* Start Material for this exercise *

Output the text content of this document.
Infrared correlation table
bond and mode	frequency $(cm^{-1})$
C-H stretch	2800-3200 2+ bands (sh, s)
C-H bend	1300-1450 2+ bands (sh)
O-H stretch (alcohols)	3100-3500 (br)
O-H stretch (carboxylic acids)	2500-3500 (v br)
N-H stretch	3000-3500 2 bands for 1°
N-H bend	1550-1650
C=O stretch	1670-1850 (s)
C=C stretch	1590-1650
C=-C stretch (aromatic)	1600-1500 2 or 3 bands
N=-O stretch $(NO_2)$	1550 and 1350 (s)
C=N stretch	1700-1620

* End Material for this exercise *

→ **Given exercise**
Write out all of the records once more, exactly.

→ **Solution for this task**
Output the text content of this document.
Infrared correlation table
bond and mode	frequency $(cm^{-1})$
C-H stretch	2800-3200 2+ bands (sh, s)
C-H bend	1300-1450 2+ bands (sh)
O-H stretch (alcohols)	3100-3500 (br)
O-H stretch (carboxylic acids)	2500-3500 (v br)
N-H stretch	3000-3500 2 bands for 1°
N-H bend	1550-1650
C=O stretch	1670-1850 (s)
C=C stretch	1590-1650
C=-C stretch (aromatic)	1600-1500 2 or 3 bands
N=-O stretch $(NO_2)$	1550 and 1350 (s)
C=N stretch	1700-1620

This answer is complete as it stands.